• **Stored rows**:
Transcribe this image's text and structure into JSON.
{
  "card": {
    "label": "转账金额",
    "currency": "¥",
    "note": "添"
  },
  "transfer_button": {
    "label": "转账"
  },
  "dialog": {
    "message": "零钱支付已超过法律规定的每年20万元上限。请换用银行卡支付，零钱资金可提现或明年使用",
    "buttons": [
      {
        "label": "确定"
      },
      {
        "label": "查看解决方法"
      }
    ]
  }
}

--

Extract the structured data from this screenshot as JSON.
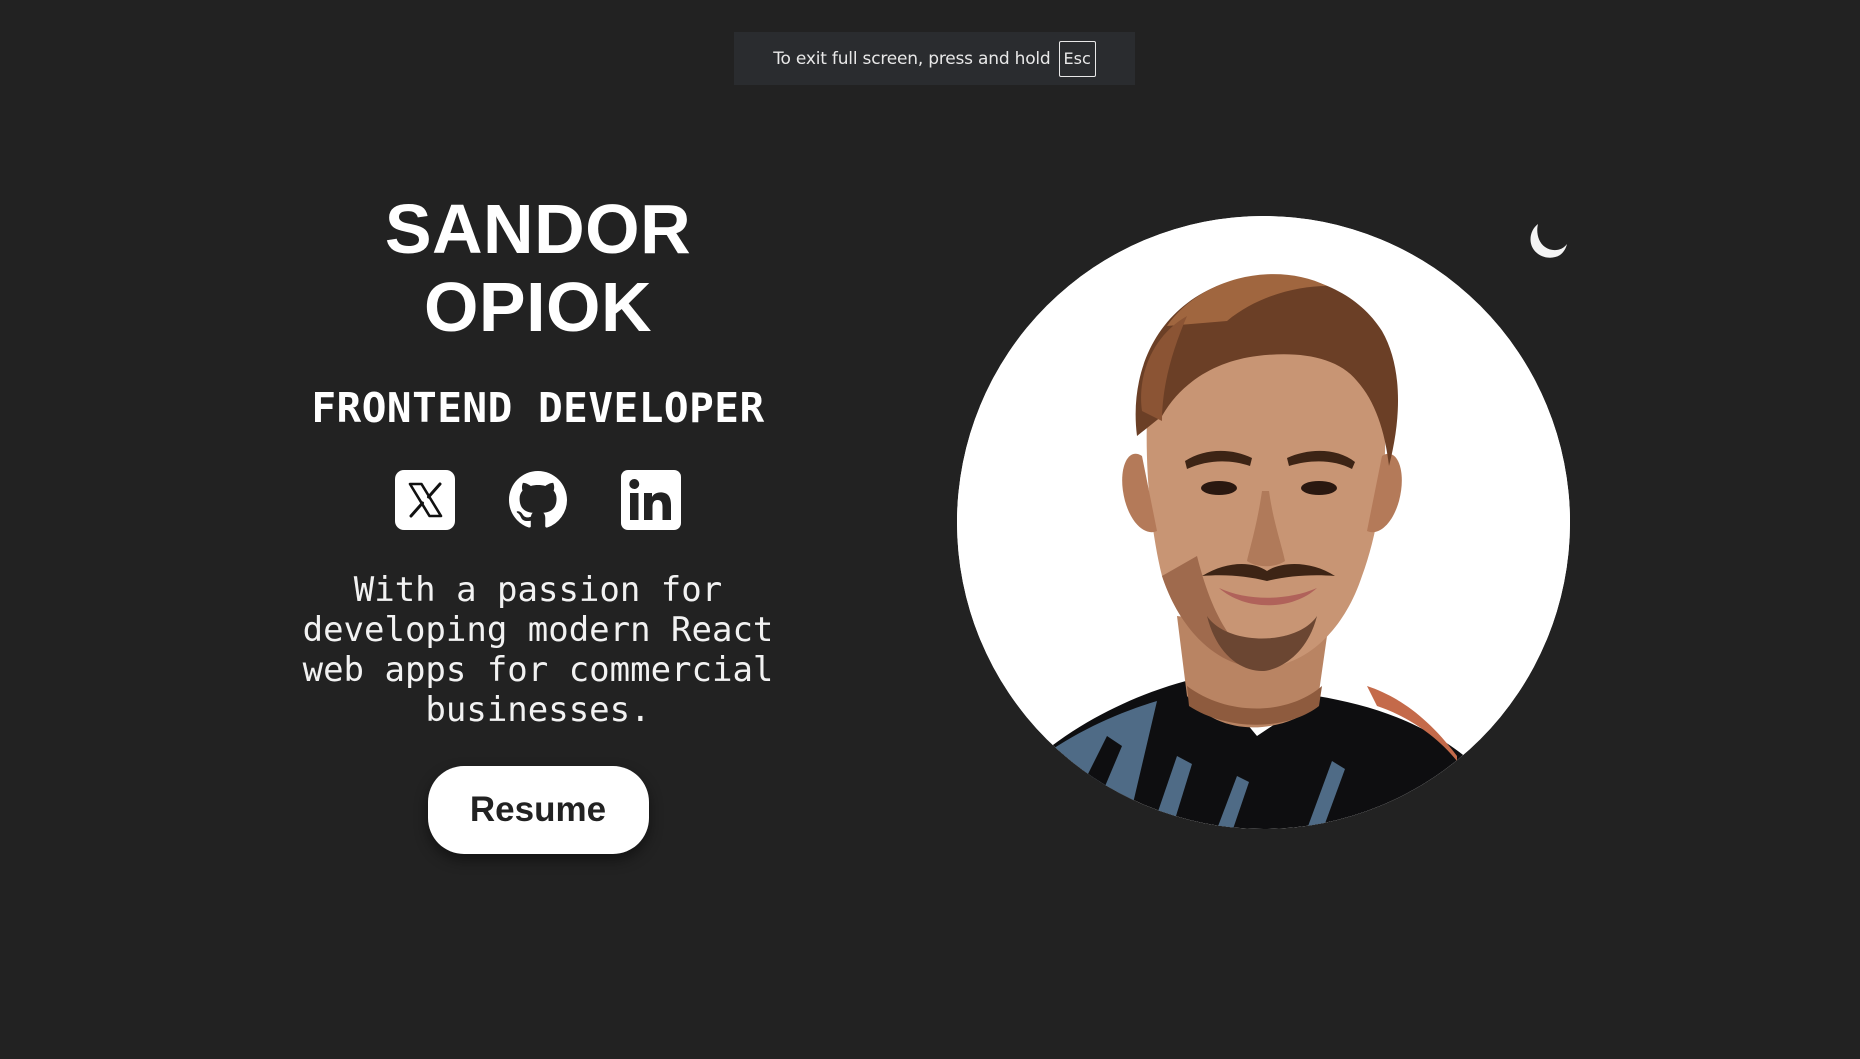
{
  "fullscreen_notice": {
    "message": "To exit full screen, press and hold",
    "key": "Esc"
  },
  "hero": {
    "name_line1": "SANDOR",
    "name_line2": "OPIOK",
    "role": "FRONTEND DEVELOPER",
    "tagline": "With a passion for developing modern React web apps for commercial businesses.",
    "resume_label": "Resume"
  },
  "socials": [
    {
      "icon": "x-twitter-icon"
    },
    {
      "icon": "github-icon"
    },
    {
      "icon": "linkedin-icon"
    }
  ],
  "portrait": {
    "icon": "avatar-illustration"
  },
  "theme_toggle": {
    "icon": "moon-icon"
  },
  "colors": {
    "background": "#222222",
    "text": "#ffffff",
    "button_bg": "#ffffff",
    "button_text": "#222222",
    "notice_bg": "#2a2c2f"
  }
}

...

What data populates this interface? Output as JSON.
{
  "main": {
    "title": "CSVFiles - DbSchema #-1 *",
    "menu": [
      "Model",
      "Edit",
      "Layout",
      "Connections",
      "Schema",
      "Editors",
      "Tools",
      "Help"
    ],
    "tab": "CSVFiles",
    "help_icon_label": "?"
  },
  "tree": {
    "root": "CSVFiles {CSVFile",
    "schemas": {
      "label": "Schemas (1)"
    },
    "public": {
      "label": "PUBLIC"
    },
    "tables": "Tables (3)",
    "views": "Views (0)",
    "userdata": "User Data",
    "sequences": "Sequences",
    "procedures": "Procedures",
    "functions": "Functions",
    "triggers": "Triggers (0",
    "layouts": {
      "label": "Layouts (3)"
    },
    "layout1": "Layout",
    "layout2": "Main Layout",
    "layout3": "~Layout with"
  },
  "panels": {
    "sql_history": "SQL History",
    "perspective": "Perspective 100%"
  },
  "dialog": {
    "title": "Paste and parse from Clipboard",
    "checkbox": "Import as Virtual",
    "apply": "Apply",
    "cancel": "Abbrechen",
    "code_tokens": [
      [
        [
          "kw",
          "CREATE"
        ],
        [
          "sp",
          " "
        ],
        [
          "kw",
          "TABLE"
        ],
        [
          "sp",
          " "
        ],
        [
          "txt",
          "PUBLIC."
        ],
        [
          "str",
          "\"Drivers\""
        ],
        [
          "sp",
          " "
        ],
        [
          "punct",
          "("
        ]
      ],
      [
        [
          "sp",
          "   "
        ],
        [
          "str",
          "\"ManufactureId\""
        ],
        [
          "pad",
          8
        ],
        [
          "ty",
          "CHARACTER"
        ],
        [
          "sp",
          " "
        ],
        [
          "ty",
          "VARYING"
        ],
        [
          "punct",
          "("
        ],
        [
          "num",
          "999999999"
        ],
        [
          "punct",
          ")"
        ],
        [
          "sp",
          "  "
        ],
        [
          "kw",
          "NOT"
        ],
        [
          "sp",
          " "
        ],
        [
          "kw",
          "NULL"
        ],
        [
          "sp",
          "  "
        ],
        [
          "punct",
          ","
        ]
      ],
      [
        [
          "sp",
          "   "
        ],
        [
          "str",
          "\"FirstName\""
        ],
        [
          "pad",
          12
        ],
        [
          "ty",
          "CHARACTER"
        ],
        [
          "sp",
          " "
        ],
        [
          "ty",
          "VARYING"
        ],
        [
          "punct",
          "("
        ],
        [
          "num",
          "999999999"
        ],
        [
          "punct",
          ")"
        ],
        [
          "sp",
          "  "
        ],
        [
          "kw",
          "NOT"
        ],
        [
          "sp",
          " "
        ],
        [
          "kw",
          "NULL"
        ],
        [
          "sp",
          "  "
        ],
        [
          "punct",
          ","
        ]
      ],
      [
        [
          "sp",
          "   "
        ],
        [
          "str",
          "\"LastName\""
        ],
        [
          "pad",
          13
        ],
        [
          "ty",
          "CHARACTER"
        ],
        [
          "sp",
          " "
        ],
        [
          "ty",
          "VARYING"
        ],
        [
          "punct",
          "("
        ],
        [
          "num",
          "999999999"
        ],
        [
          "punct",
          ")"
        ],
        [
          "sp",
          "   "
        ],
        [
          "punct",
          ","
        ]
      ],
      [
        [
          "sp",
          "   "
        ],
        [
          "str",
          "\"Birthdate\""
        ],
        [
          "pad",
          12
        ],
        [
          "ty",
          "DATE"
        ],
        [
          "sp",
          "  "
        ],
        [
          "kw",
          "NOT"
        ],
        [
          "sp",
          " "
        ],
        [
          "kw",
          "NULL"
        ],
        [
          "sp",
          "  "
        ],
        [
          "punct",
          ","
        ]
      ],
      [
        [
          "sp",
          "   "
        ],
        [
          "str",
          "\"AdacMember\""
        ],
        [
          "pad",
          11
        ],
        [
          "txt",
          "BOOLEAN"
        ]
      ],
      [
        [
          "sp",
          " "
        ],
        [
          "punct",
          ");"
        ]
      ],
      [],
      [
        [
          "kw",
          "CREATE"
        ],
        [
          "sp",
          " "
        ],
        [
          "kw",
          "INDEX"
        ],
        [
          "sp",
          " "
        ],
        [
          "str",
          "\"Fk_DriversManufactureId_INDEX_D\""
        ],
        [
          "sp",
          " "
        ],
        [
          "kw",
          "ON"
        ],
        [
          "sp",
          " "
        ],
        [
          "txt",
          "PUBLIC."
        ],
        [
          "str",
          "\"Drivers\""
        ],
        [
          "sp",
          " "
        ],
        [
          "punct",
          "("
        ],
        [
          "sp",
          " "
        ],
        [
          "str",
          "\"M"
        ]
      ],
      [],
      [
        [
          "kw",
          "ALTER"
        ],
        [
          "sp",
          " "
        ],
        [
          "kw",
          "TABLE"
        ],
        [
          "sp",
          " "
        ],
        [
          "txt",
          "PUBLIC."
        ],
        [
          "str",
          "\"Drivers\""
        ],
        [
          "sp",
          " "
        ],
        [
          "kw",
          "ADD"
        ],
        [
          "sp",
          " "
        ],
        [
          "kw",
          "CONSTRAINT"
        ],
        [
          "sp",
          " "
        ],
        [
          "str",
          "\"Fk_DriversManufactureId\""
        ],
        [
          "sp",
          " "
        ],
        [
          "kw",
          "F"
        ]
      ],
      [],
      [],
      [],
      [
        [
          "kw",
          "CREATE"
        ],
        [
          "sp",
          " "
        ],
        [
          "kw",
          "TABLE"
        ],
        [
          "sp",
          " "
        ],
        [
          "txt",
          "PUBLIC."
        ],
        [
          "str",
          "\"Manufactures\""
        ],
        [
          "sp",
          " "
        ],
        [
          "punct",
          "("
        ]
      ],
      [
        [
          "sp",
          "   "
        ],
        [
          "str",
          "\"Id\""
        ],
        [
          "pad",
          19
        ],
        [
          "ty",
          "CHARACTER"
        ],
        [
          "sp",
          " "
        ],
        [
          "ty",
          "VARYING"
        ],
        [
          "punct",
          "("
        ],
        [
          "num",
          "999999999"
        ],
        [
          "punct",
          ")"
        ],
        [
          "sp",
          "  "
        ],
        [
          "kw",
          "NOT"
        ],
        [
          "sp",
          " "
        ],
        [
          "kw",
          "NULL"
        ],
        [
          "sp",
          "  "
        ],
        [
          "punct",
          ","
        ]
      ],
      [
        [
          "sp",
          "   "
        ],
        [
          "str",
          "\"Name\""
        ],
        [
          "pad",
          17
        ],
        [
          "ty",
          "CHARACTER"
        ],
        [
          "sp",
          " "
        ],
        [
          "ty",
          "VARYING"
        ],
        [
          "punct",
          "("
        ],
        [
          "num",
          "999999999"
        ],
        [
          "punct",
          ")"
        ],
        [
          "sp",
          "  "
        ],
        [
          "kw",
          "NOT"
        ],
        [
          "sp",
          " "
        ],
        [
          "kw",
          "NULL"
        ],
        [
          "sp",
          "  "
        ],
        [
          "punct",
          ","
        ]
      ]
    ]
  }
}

• **Problem to work on**: Scan the records for the string "this". Copy each line in which it appears.

• **Solved exercise**:
Transcribe this image's text and structure into JSON.
Extract the structured data from this screenshot as JSON.
What data populates this interface? Output as JSON.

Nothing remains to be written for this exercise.